> Task: Copy out the whole listing exactly as written, leaving the pictures behind.

> Entries supplied:
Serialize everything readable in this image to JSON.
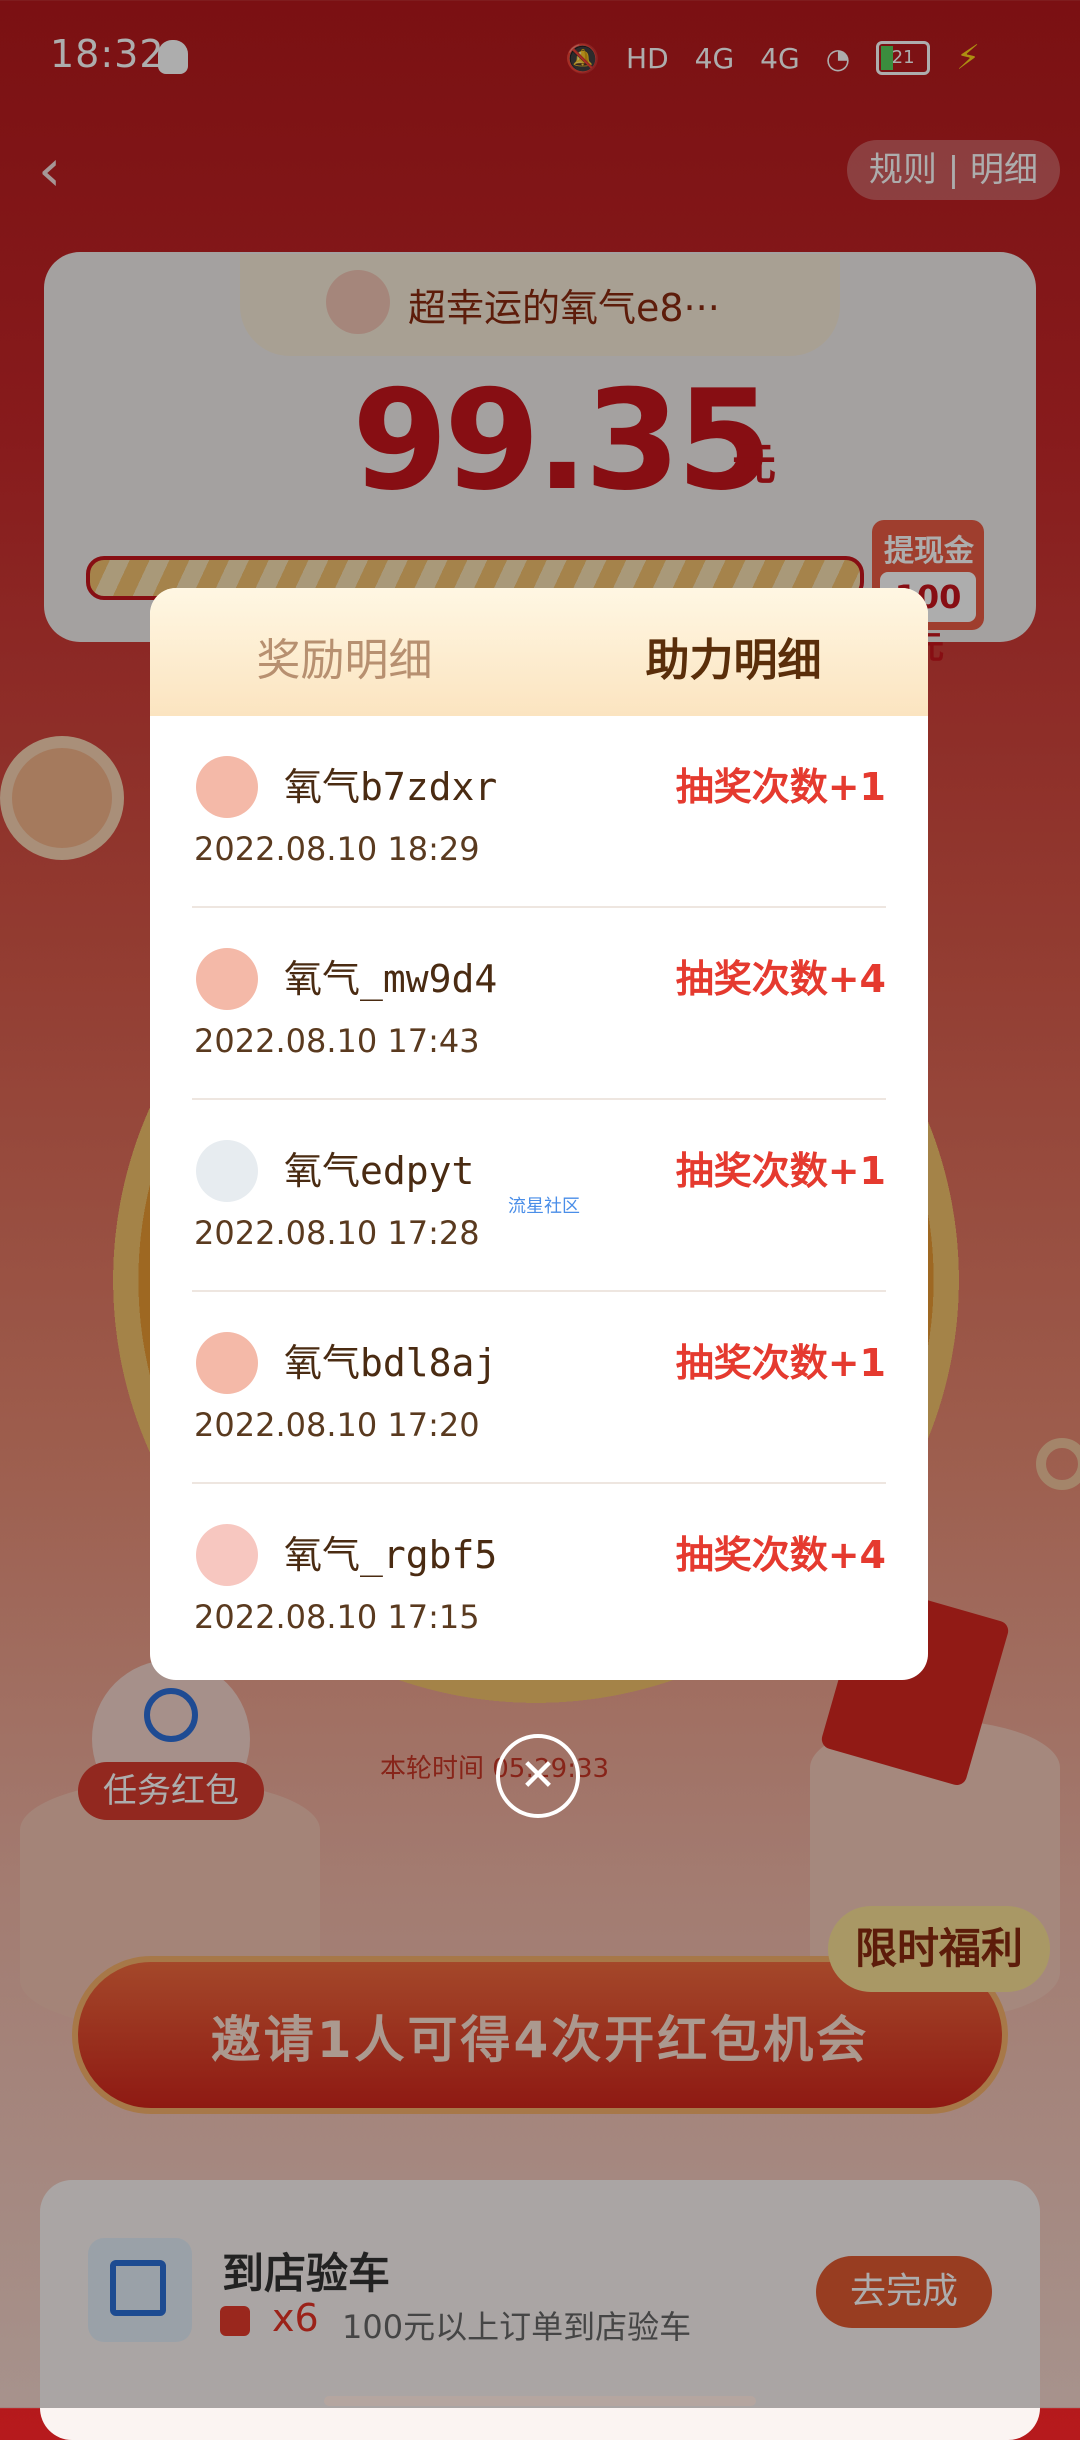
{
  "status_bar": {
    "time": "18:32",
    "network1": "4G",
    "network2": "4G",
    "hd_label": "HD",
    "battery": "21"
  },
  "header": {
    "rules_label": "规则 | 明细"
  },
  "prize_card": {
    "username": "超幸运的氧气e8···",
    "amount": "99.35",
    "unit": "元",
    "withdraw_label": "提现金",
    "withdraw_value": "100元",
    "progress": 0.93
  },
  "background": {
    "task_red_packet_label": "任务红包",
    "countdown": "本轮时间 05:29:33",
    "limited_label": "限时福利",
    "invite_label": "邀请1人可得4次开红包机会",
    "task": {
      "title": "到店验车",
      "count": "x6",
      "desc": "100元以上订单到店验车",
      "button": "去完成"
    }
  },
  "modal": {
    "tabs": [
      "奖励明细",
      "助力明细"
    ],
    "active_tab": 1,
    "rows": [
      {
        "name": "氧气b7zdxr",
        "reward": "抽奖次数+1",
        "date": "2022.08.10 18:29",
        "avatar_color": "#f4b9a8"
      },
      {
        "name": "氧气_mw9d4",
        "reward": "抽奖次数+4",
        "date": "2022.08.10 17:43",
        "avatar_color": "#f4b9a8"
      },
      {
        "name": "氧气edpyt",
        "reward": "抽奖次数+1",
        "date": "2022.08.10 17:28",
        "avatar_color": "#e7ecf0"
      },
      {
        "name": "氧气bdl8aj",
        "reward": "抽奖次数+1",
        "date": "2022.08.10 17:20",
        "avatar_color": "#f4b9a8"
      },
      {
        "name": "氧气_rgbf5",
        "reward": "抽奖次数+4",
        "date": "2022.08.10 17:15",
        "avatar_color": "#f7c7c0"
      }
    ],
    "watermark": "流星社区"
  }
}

> Output of the task:
Serialize everything readable in this image to JSON.
{
  "status_bar": {
    "time": "18:32",
    "network1": "4G",
    "network2": "4G",
    "hd_label": "HD",
    "battery": "21"
  },
  "header": {
    "rules_label": "规则 | 明细"
  },
  "prize_card": {
    "username": "超幸运的氧气e8···",
    "amount": "99.35",
    "unit": "元",
    "withdraw_label": "提现金",
    "withdraw_value": "100元",
    "progress": 0.93
  },
  "background": {
    "task_red_packet_label": "任务红包",
    "countdown": "本轮时间 05:29:33",
    "limited_label": "限时福利",
    "invite_label": "邀请1人可得4次开红包机会",
    "task": {
      "title": "到店验车",
      "count": "x6",
      "desc": "100元以上订单到店验车",
      "button": "去完成"
    }
  },
  "modal": {
    "tabs": [
      "奖励明细",
      "助力明细"
    ],
    "active_tab": 1,
    "rows": [
      {
        "name": "氧气b7zdxr",
        "reward": "抽奖次数+1",
        "date": "2022.08.10 18:29",
        "avatar_color": "#f4b9a8"
      },
      {
        "name": "氧气_mw9d4",
        "reward": "抽奖次数+4",
        "date": "2022.08.10 17:43",
        "avatar_color": "#f4b9a8"
      },
      {
        "name": "氧气edpyt",
        "reward": "抽奖次数+1",
        "date": "2022.08.10 17:28",
        "avatar_color": "#e7ecf0"
      },
      {
        "name": "氧气bdl8aj",
        "reward": "抽奖次数+1",
        "date": "2022.08.10 17:20",
        "avatar_color": "#f4b9a8"
      },
      {
        "name": "氧气_rgbf5",
        "reward": "抽奖次数+4",
        "date": "2022.08.10 17:15",
        "avatar_color": "#f7c7c0"
      }
    ],
    "watermark": "流星社区"
  }
}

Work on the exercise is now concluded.